:: WRITTEN REQUEST ::
Repeat the data that follows, word for word, without the images.

Start DATA TO USE

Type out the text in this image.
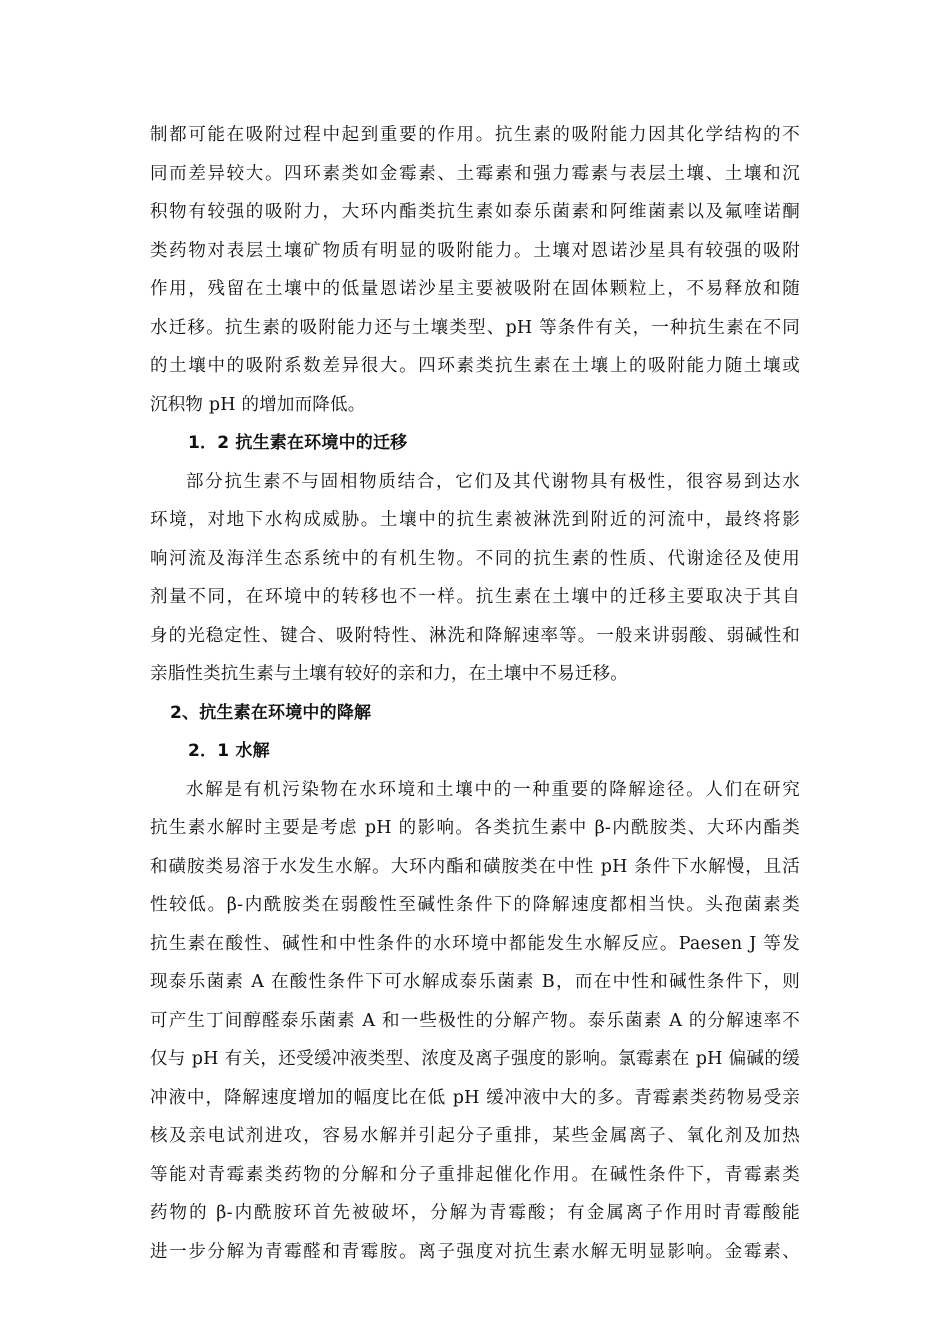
制都可能在吸附过程中起到重要的作用。抗生素的吸附能力因其化学结构的不
同而差异较大。四环素类如金霉素、土霉素和强力霉素与表层土壤、土壤和沉
积物有较强的吸附力，大环内酯类抗生素如泰乐菌素和阿维菌素以及氟喹诺酮
类药物对表层土壤矿物质有明显的吸附能力。土壤对恩诺沙星具有较强的吸附
作用，残留在土壤中的低量恩诺沙星主要被吸附在固体颗粒上，不易释放和随
水迁移。抗生素的吸附能力还与土壤类型、pH 等条件有关，一种抗生素在不同
的土壤中的吸附系数差异很大。四环素类抗生素在土壤上的吸附能力随土壤或
沉积物 pH 的增加而降低。
1．2 抗生素在环境中的迁移
部分抗生素不与固相物质结合，它们及其代谢物具有极性，很容易到达水
环境，对地下水构成威胁。土壤中的抗生素被淋洗到附近的河流中，最终将影
响河流及海洋生态系统中的有机生物。不同的抗生素的性质、代谢途径及使用
剂量不同，在环境中的转移也不一样。抗生素在土壤中的迁移主要取决于其自
身的光稳定性、键合、吸附特性、淋洗和降解速率等。一般来讲弱酸、弱碱性和
亲脂性类抗生素与土壤有较好的亲和力，在土壤中不易迁移。
2、抗生素在环境中的降解
2．1 水解
水解是有机污染物在水环境和土壤中的一种重要的降解途径。人们在研究
抗生素水解时主要是考虑 pH 的影响。各类抗生素中 β-内酰胺类、大环内酯类
和磺胺类易溶于水发生水解。大环内酯和磺胺类在中性 pH 条件下水解慢，且活
性较低。β-内酰胺类在弱酸性至碱性条件下的降解速度都相当快。头孢菌素类
抗生素在酸性、碱性和中性条件的水环境中都能发生水解反应。Paesen J 等发
现泰乐菌素 A 在酸性条件下可水解成泰乐菌素 B，而在中性和碱性条件下，则
可产生丁间醇醛泰乐菌素 A 和一些极性的分解产物。泰乐菌素 A 的分解速率不
仅与 pH 有关，还受缓冲液类型、浓度及离子强度的影响。氯霉素在 pH 偏碱的缓
冲液中，降解速度增加的幅度比在低 pH 缓冲液中大的多。青霉素类药物易受亲
核及亲电试剂进攻，容易水解并引起分子重排，某些金属离子、氧化剂及加热
等能对青霉素类药物的分解和分子重排起催化作用。在碱性条件下，青霉素类
药物的 β-内酰胺环首先被破坏，分解为青霉酸；有金属离子作用时青霉酸能
进一步分解为青霉醛和青霉胺。离子强度对抗生素水解无明显影响。金霉素、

End DATA TO USE

:: FINAL ANSWER ::
Type out the text in this image.
制都可能在吸附过程中起到重要的作用。抗生素的吸附能力因其化学结构的不
同而差异较大。四环素类如金霉素、土霉素和强力霉素与表层土壤、土壤和沉
积物有较强的吸附力，大环内酯类抗生素如泰乐菌素和阿维菌素以及氟喹诺酮
类药物对表层土壤矿物质有明显的吸附能力。土壤对恩诺沙星具有较强的吸附
作用，残留在土壤中的低量恩诺沙星主要被吸附在固体颗粒上，不易释放和随
水迁移。抗生素的吸附能力还与土壤类型、pH 等条件有关，一种抗生素在不同
的土壤中的吸附系数差异很大。四环素类抗生素在土壤上的吸附能力随土壤或
沉积物 pH 的增加而降低。
1．2 抗生素在环境中的迁移
部分抗生素不与固相物质结合，它们及其代谢物具有极性，很容易到达水
环境，对地下水构成威胁。土壤中的抗生素被淋洗到附近的河流中，最终将影
响河流及海洋生态系统中的有机生物。不同的抗生素的性质、代谢途径及使用
剂量不同，在环境中的转移也不一样。抗生素在土壤中的迁移主要取决于其自
身的光稳定性、键合、吸附特性、淋洗和降解速率等。一般来讲弱酸、弱碱性和
亲脂性类抗生素与土壤有较好的亲和力，在土壤中不易迁移。
2、抗生素在环境中的降解
2．1 水解
水解是有机污染物在水环境和土壤中的一种重要的降解途径。人们在研究
抗生素水解时主要是考虑 pH 的影响。各类抗生素中 β-内酰胺类、大环内酯类
和磺胺类易溶于水发生水解。大环内酯和磺胺类在中性 pH 条件下水解慢，且活
性较低。β-内酰胺类在弱酸性至碱性条件下的降解速度都相当快。头孢菌素类
抗生素在酸性、碱性和中性条件的水环境中都能发生水解反应。Paesen J 等发
现泰乐菌素 A 在酸性条件下可水解成泰乐菌素 B，而在中性和碱性条件下，则
可产生丁间醇醛泰乐菌素 A 和一些极性的分解产物。泰乐菌素 A 的分解速率不
仅与 pH 有关，还受缓冲液类型、浓度及离子强度的影响。氯霉素在 pH 偏碱的缓
冲液中，降解速度增加的幅度比在低 pH 缓冲液中大的多。青霉素类药物易受亲
核及亲电试剂进攻，容易水解并引起分子重排，某些金属离子、氧化剂及加热
等能对青霉素类药物的分解和分子重排起催化作用。在碱性条件下，青霉素类
药物的 β-内酰胺环首先被破坏，分解为青霉酸；有金属离子作用时青霉酸能
进一步分解为青霉醛和青霉胺。离子强度对抗生素水解无明显影响。金霉素、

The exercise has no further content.